Records from a collection
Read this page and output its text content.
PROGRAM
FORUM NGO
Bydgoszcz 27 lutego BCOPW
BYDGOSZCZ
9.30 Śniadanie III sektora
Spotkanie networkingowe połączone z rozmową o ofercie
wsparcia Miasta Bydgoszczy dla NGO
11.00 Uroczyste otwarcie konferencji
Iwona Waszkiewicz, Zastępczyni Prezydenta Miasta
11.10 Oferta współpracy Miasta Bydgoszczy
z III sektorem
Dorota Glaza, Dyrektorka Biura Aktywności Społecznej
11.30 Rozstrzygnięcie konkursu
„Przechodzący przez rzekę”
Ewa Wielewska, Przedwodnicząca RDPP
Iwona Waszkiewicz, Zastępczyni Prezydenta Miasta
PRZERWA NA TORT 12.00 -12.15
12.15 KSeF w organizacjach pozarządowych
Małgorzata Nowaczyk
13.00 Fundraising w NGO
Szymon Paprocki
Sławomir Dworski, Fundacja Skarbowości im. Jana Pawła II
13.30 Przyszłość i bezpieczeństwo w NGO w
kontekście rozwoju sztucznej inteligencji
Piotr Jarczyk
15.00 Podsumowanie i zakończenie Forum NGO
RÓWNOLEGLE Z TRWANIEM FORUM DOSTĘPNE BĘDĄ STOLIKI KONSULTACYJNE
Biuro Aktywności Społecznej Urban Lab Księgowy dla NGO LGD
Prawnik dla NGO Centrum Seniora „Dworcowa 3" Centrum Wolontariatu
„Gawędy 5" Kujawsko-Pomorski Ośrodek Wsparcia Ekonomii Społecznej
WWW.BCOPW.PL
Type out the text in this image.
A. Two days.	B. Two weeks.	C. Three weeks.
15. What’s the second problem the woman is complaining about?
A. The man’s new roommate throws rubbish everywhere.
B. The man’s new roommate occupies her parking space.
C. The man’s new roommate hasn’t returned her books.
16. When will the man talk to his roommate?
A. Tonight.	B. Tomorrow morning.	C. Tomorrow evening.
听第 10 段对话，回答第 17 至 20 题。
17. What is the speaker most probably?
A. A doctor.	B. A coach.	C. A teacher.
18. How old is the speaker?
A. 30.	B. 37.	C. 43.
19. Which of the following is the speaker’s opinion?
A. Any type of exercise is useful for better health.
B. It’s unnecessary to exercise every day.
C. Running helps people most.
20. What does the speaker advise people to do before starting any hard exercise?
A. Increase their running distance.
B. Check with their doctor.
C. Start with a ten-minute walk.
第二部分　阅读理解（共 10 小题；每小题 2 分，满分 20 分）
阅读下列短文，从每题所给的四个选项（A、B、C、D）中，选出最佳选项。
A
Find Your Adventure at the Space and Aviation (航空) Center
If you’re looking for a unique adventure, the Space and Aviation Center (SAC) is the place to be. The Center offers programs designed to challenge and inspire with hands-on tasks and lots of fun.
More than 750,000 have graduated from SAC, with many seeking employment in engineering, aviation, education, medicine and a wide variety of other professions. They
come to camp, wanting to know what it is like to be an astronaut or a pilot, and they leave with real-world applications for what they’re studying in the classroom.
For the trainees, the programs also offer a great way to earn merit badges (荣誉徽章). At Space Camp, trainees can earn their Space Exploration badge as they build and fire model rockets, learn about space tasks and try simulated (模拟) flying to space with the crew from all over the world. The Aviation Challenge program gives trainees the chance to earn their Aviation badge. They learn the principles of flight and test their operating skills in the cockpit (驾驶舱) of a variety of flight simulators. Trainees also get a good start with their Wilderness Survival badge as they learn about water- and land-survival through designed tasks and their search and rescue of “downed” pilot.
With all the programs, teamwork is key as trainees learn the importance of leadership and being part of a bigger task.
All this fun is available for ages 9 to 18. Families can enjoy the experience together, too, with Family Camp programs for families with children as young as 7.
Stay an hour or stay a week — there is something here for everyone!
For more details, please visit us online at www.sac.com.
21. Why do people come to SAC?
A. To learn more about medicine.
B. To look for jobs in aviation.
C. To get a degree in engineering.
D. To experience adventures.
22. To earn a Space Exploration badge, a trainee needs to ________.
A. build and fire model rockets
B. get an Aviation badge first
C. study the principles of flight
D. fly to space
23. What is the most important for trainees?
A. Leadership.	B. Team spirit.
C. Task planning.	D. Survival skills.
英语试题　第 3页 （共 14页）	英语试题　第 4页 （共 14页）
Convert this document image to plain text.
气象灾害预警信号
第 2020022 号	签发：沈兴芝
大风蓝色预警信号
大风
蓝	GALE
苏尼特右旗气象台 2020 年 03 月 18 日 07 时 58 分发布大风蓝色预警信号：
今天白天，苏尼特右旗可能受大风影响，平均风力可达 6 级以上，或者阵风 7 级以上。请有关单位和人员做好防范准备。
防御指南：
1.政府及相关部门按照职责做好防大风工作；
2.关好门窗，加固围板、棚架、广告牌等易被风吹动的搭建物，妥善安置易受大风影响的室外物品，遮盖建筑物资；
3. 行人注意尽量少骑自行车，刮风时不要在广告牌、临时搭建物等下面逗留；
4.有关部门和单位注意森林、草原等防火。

▶ **Aim of the task**: Retype, exactly and only, the lines running from the one with "Convert this document image to plain text." through the final line of the listing above.

▶ **Task solution**:
Convert this document image to plain text.
气象灾害预警信号
第 2020022 号	签发：沈兴芝
大风蓝色预警信号
大风
蓝	GALE
苏尼特右旗气象台 2020 年 03 月 18 日 07 时 58 分发布大风蓝色预警信号：
今天白天，苏尼特右旗可能受大风影响，平均风力可达 6 级以上，或者阵风 7 级以上。请有关单位和人员做好防范准备。
防御指南：
1.政府及相关部门按照职责做好防大风工作；
2.关好门窗，加固围板、棚架、广告牌等易被风吹动的搭建物，妥善安置易受大风影响的室外物品，遮盖建筑物资；
3. 行人注意尽量少骑自行车，刮风时不要在广告牌、临时搭建物等下面逗留；
4.有关部门和单位注意森林、草原等防火。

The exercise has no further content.